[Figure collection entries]
###
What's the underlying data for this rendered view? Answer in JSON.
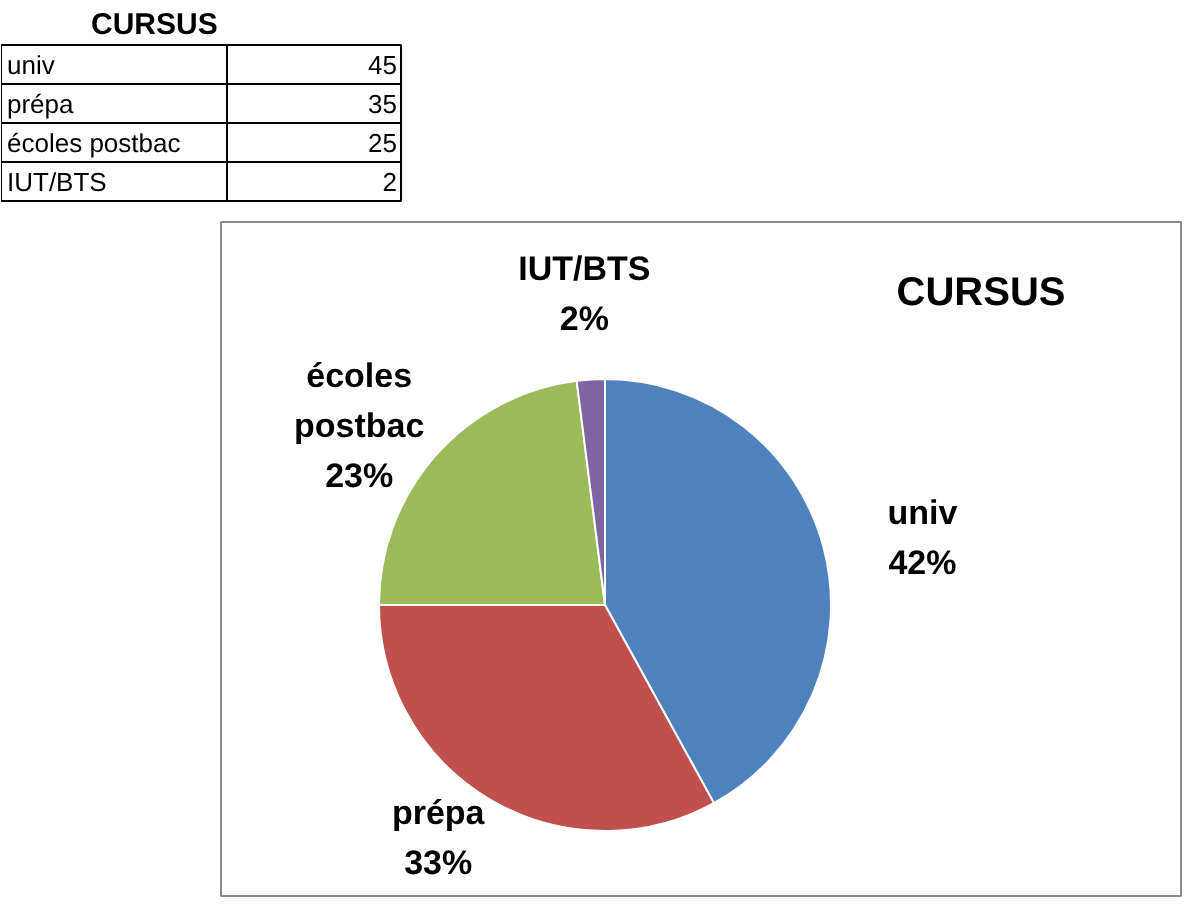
{
  "chart_data": {
    "type": "pie",
    "title": "CURSUS",
    "categories": [
      "univ",
      "prépa",
      "écoles postbac",
      "IUT/BTS"
    ],
    "values": [
      42,
      33,
      23,
      2
    ],
    "colors": [
      "#4f81bd",
      "#c0504d",
      "#9bbb59",
      "#8064a2"
    ],
    "value_labels": [
      "42%",
      "33%",
      "23%",
      "2%"
    ],
    "annotations": [
      "CURSUS",
      "45",
      "35",
      "25",
      "2"
    ]
  }
}
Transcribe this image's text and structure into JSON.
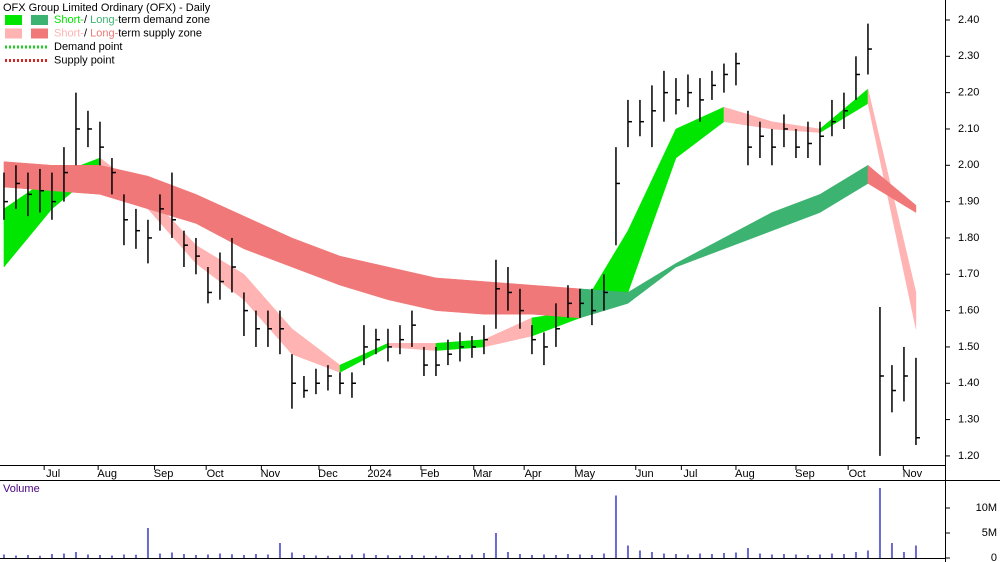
{
  "chart_data": [
    {
      "type": "ohlc",
      "title": "OFX Group Limited Ordinary (OFX) - Daily",
      "x": [
        0,
        1,
        2,
        3,
        4,
        5,
        6,
        7,
        8,
        9,
        10,
        11,
        12,
        13,
        14,
        15,
        16,
        17,
        18,
        19,
        20,
        21,
        22,
        23,
        24,
        25,
        26,
        27,
        28,
        29,
        30,
        31,
        32,
        33,
        34,
        35,
        36,
        37,
        38,
        39,
        40,
        41,
        42,
        43,
        44,
        45,
        46,
        47,
        48,
        49,
        50,
        51,
        52,
        53,
        54,
        55,
        56,
        57,
        58,
        59,
        60,
        61,
        62,
        63,
        64,
        65,
        66,
        67,
        68,
        69,
        70,
        71,
        72,
        73,
        74,
        75,
        76
      ],
      "high": [
        1.98,
        2.0,
        1.98,
        1.99,
        1.98,
        2.05,
        2.2,
        2.15,
        2.12,
        2.02,
        1.92,
        1.88,
        1.85,
        1.92,
        1.98,
        1.82,
        1.8,
        1.72,
        1.76,
        1.8,
        1.65,
        1.6,
        1.6,
        1.6,
        1.48,
        1.42,
        1.44,
        1.45,
        1.43,
        1.43,
        1.56,
        1.55,
        1.55,
        1.56,
        1.6,
        1.5,
        1.5,
        1.52,
        1.54,
        1.53,
        1.56,
        1.74,
        1.72,
        1.66,
        1.56,
        1.54,
        1.62,
        1.67,
        1.66,
        1.66,
        1.7,
        2.05,
        2.18,
        2.18,
        2.22,
        2.26,
        2.24,
        2.25,
        2.24,
        2.26,
        2.28,
        2.31,
        2.15,
        2.12,
        2.1,
        2.14,
        2.1,
        2.12,
        2.12,
        2.18,
        2.2,
        2.3,
        2.39,
        1.61,
        1.45,
        1.5,
        1.47
      ],
      "low": [
        1.85,
        1.88,
        1.86,
        1.87,
        1.85,
        1.9,
        2.0,
        2.05,
        2.0,
        1.92,
        1.78,
        1.77,
        1.73,
        1.82,
        1.8,
        1.72,
        1.7,
        1.62,
        1.63,
        1.65,
        1.53,
        1.5,
        1.5,
        1.48,
        1.33,
        1.36,
        1.37,
        1.38,
        1.37,
        1.36,
        1.45,
        1.48,
        1.46,
        1.48,
        1.5,
        1.42,
        1.42,
        1.45,
        1.46,
        1.47,
        1.48,
        1.55,
        1.6,
        1.55,
        1.48,
        1.45,
        1.5,
        1.58,
        1.58,
        1.56,
        1.6,
        1.78,
        2.05,
        2.08,
        2.05,
        2.12,
        2.14,
        2.16,
        2.12,
        2.18,
        2.2,
        2.22,
        2.0,
        2.02,
        2.0,
        2.05,
        2.02,
        2.02,
        2.0,
        2.08,
        2.1,
        2.18,
        2.25,
        1.2,
        1.32,
        1.35,
        1.23
      ],
      "close": [
        1.9,
        1.95,
        1.92,
        1.93,
        1.9,
        1.98,
        2.1,
        2.1,
        2.05,
        1.98,
        1.85,
        1.82,
        1.8,
        1.88,
        1.85,
        1.78,
        1.75,
        1.65,
        1.68,
        1.72,
        1.6,
        1.55,
        1.55,
        1.55,
        1.4,
        1.38,
        1.4,
        1.42,
        1.4,
        1.4,
        1.5,
        1.52,
        1.5,
        1.52,
        1.56,
        1.45,
        1.45,
        1.48,
        1.5,
        1.5,
        1.52,
        1.66,
        1.65,
        1.6,
        1.52,
        1.5,
        1.55,
        1.62,
        1.62,
        1.6,
        1.65,
        1.95,
        2.12,
        2.12,
        2.15,
        2.2,
        2.18,
        2.2,
        2.18,
        2.22,
        2.25,
        2.28,
        2.05,
        2.08,
        2.05,
        2.1,
        2.05,
        2.06,
        2.08,
        2.12,
        2.15,
        2.25,
        2.32,
        1.42,
        1.38,
        1.42,
        1.25
      ],
      "bar_color": "#000000",
      "zones": [
        {
          "x": [
            0,
            4,
            8,
            12,
            16,
            20,
            24,
            28,
            32,
            36,
            40,
            44,
            48,
            52,
            56,
            60,
            64,
            68,
            72,
            76
          ],
          "upper": [
            1.88,
            1.97,
            2.02,
            1.92,
            1.78,
            1.7,
            1.55,
            1.45,
            1.51,
            1.51,
            1.52,
            1.58,
            1.6,
            1.82,
            2.1,
            2.16,
            2.12,
            2.1,
            2.21,
            1.65
          ],
          "lower": [
            1.72,
            1.88,
            1.99,
            1.88,
            1.73,
            1.63,
            1.48,
            1.43,
            1.5,
            1.49,
            1.5,
            1.53,
            1.58,
            1.65,
            2.02,
            2.12,
            2.1,
            2.09,
            2.17,
            1.55
          ],
          "state": [
            "demand",
            "demand",
            "demand",
            "supply",
            "supply",
            "supply",
            "supply",
            "supply",
            "demand",
            "supply",
            "demand",
            "supply",
            "demand",
            "demand",
            "demand",
            "demand",
            "supply",
            "supply",
            "demand",
            "supply"
          ],
          "demand_color": "#00e600",
          "supply_color": "#ffb3b3"
        },
        {
          "x": [
            0,
            4,
            8,
            12,
            16,
            20,
            24,
            28,
            32,
            36,
            40,
            44,
            48,
            52,
            56,
            60,
            64,
            68,
            72,
            76
          ],
          "upper": [
            2.01,
            2.0,
            2.0,
            1.97,
            1.92,
            1.86,
            1.8,
            1.75,
            1.72,
            1.69,
            1.68,
            1.67,
            1.66,
            1.65,
            1.73,
            1.8,
            1.87,
            1.92,
            2.0,
            1.89
          ],
          "lower": [
            1.94,
            1.93,
            1.92,
            1.88,
            1.84,
            1.77,
            1.72,
            1.67,
            1.63,
            1.6,
            1.59,
            1.59,
            1.58,
            1.62,
            1.72,
            1.77,
            1.82,
            1.87,
            1.95,
            1.87
          ],
          "state": [
            "supply",
            "supply",
            "supply",
            "supply",
            "supply",
            "supply",
            "supply",
            "supply",
            "supply",
            "supply",
            "supply",
            "supply",
            "supply",
            "demand",
            "demand",
            "demand",
            "demand",
            "demand",
            "demand",
            "supply"
          ],
          "demand_color": "#3cb371",
          "supply_color": "#f07878"
        }
      ],
      "legend": [
        {
          "parts": [
            "Short-",
            "/ ",
            "Long-",
            "term demand zone"
          ]
        },
        {
          "parts": [
            "Short-",
            "/ ",
            "Long-",
            "term supply zone"
          ]
        },
        {
          "label": "Demand point",
          "color": "#22cc22"
        },
        {
          "label": "Supply point",
          "color": "#dd2222"
        }
      ],
      "xlim": [
        -0.33,
        78.42
      ],
      "xticks": [
        {
          "value": 4.1,
          "label": "Jul"
        },
        {
          "value": 8.6,
          "label": "Aug"
        },
        {
          "value": 13.3,
          "label": "Sep"
        },
        {
          "value": 17.6,
          "label": "Oct"
        },
        {
          "value": 22.2,
          "label": "Nov"
        },
        {
          "value": 27,
          "label": "Dec"
        },
        {
          "value": 31.3,
          "label": "2024"
        },
        {
          "value": 35.5,
          "label": "Feb"
        },
        {
          "value": 39.9,
          "label": "Mar"
        },
        {
          "value": 44.1,
          "label": "Apr"
        },
        {
          "value": 48.4,
          "label": "May"
        },
        {
          "value": 53.4,
          "label": "Jun"
        },
        {
          "value": 57.2,
          "label": "Jul"
        },
        {
          "value": 61.75,
          "label": "Aug"
        },
        {
          "value": 66.75,
          "label": "Sep"
        },
        {
          "value": 71.1,
          "label": "Oct"
        },
        {
          "value": 75.7,
          "label": "Nov"
        }
      ],
      "ylim": [
        1.175,
        2.455
      ],
      "yticks": [
        {
          "value": 1.2,
          "label": "1.20"
        },
        {
          "value": 1.3,
          "label": "1.30"
        },
        {
          "value": 1.4,
          "label": "1.40"
        },
        {
          "value": 1.5,
          "label": "1.50"
        },
        {
          "value": 1.6,
          "label": "1.60"
        },
        {
          "value": 1.7,
          "label": "1.70"
        },
        {
          "value": 1.8,
          "label": "1.80"
        },
        {
          "value": 1.9,
          "label": "1.90"
        },
        {
          "value": 2.0,
          "label": "2.00"
        },
        {
          "value": 2.1,
          "label": "2.10"
        },
        {
          "value": 2.2,
          "label": "2.20"
        },
        {
          "value": 2.3,
          "label": "2.30"
        },
        {
          "value": 2.4,
          "label": "2.40"
        }
      ]
    },
    {
      "type": "bar",
      "title": "Volume",
      "color": "#6a6ad0",
      "x": [
        0,
        1,
        2,
        3,
        4,
        5,
        6,
        7,
        8,
        9,
        10,
        11,
        12,
        13,
        14,
        15,
        16,
        17,
        18,
        19,
        20,
        21,
        22,
        23,
        24,
        25,
        26,
        27,
        28,
        29,
        30,
        31,
        32,
        33,
        34,
        35,
        36,
        37,
        38,
        39,
        40,
        41,
        42,
        43,
        44,
        45,
        46,
        47,
        48,
        49,
        50,
        51,
        52,
        53,
        54,
        55,
        56,
        57,
        58,
        59,
        60,
        61,
        62,
        63,
        64,
        65,
        66,
        67,
        68,
        69,
        70,
        71,
        72,
        73,
        74,
        75,
        76
      ],
      "values": [
        700000,
        500000,
        600000,
        450000,
        800000,
        900000,
        1200000,
        700000,
        600000,
        500000,
        700000,
        650000,
        6000000,
        900000,
        1100000,
        800000,
        600000,
        700000,
        900000,
        750000,
        600000,
        800000,
        700000,
        3000000,
        1100000,
        600000,
        500000,
        450000,
        500000,
        700000,
        900000,
        600000,
        550000,
        500000,
        600000,
        500000,
        450000,
        500000,
        600000,
        700000,
        1000000,
        5000000,
        1200000,
        800000,
        600000,
        700000,
        600000,
        800000,
        700000,
        600000,
        900000,
        12500000,
        2500000,
        1500000,
        1200000,
        900000,
        800000,
        700000,
        900000,
        800000,
        1000000,
        1100000,
        2000000,
        900000,
        700000,
        800000,
        700000,
        600000,
        700000,
        900000,
        800000,
        1200000,
        1500000,
        14000000,
        3000000,
        1200000,
        2500000
      ],
      "xlim": [
        -0.33,
        78.42
      ],
      "ylim": [
        0,
        15000000
      ],
      "yticks": [
        0,
        {
          "value": 5000000,
          "label": "5M"
        },
        {
          "value": 10000000,
          "label": "10M"
        }
      ]
    }
  ]
}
###
DIRECTIVE: Find how many of the lines above have the word "JSON" in them. State only that number.

RESULT BELOW: 2